◆ Excerpt from a dataset
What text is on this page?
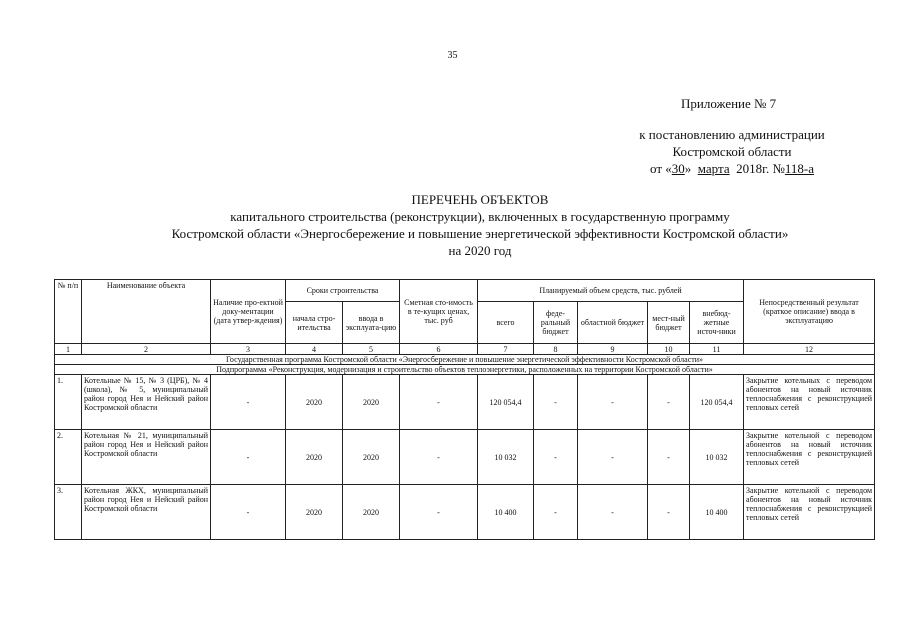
35
Приложение № 7
к постановлению администрации
Костромской области
от «30» марта 2018г. №118-а
ПЕРЕЧЕНЬ ОБЪЕКТОВ
капитального строительства (реконструкции), включенных в государственную программу
Костромской области «Энергосбережение и повышение энергетической эффективности Костромской области»
на 2020 год
№ п/п	Наименование объекта	Наличие про-ектной доку-ментации (дата утвер-ждения)	Сроки строительства		Сметная сто-имость в те-кущих ценах, тыс. руб	Планируемый объем средств, тыс. рублей					Непосредственный результат (краткое описание) ввода в эксплуатацию
			начала стро-ительства	ввода в эксплуата-цию		всего	феде-ральный бюджет	областной бюджет	мест-ный бюджет	внебюд-жетные источ-ники	
1	2	3	4	5	6	7	8	9	10	11	12
Государственная программа Костромской области «Энергосбережение и повышение энергетической эффективности Костромской области»											
Подпрограмма «Реконструкция, модернизация и строительство объектов теплоэнергетики, расположенных на территории Костромской области»											
1.	Котельные № 15, № 3 (ЦРБ), № 4 (школа), № 5, муниципальный район город Нея и Нейский район Костромской области	-	2020	2020	-	120 054,4	-	-	-	120 054,4	Закрытие котельных с переводом абонентов на новый источник теплоснабжения с реконструкцией тепловых сетей
2.	Котельная № 21, муниципальный район город Нея и Нейский район Костромской области	-	2020	2020	-	10 032	-	-	-	10 032	Закрытие котельной с переводом абонентов на новый источник теплоснабжения с реконструкцией тепловых сетей
3.	Котельная ЖКХ, муниципальный район город Нея и Нейский район Костромской области	-	2020	2020	-	10 400	-	-	-	10 400	Закрытие котельной с переводом абонентов на новый источник теплоснабжения с реконструкцией тепловых сетей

◆ Instruction
Output the data above without changes, apart from leaving out the pictures.

◆ Response
What text is on this page?
35
Приложение № 7
к постановлению администрации
Костромской области
от «30» марта 2018г. №118-а
ПЕРЕЧЕНЬ ОБЪЕКТОВ
капитального строительства (реконструкции), включенных в государственную программу
Костромской области «Энергосбережение и повышение энергетической эффективности Костромской области»
на 2020 год
№ п/п	Наименование объекта	Наличие про-ектной доку-ментации (дата утвер-ждения)	Сроки строительства		Сметная сто-имость в те-кущих ценах, тыс. руб	Планируемый объем средств, тыс. рублей					Непосредственный результат (краткое описание) ввода в эксплуатацию
			начала стро-ительства	ввода в эксплуата-цию		всего	феде-ральный бюджет	областной бюджет	мест-ный бюджет	внебюд-жетные источ-ники	
1	2	3	4	5	6	7	8	9	10	11	12
Государственная программа Костромской области «Энергосбережение и повышение энергетической эффективности Костромской области»											
Подпрограмма «Реконструкция, модернизация и строительство объектов теплоэнергетики, расположенных на территории Костромской области»											
1.	Котельные № 15, № 3 (ЦРБ), № 4 (школа), № 5, муниципальный район город Нея и Нейский район Костромской области	-	2020	2020	-	120 054,4	-	-	-	120 054,4	Закрытие котельных с переводом абонентов на новый источник теплоснабжения с реконструкцией тепловых сетей
2.	Котельная № 21, муниципальный район город Нея и Нейский район Костромской области	-	2020	2020	-	10 032	-	-	-	10 032	Закрытие котельной с переводом абонентов на новый источник теплоснабжения с реконструкцией тепловых сетей
3.	Котельная ЖКХ, муниципальный район город Нея и Нейский район Костромской области	-	2020	2020	-	10 400	-	-	-	10 400	Закрытие котельной с переводом абонентов на новый источник теплоснабжения с реконструкцией тепловых сетей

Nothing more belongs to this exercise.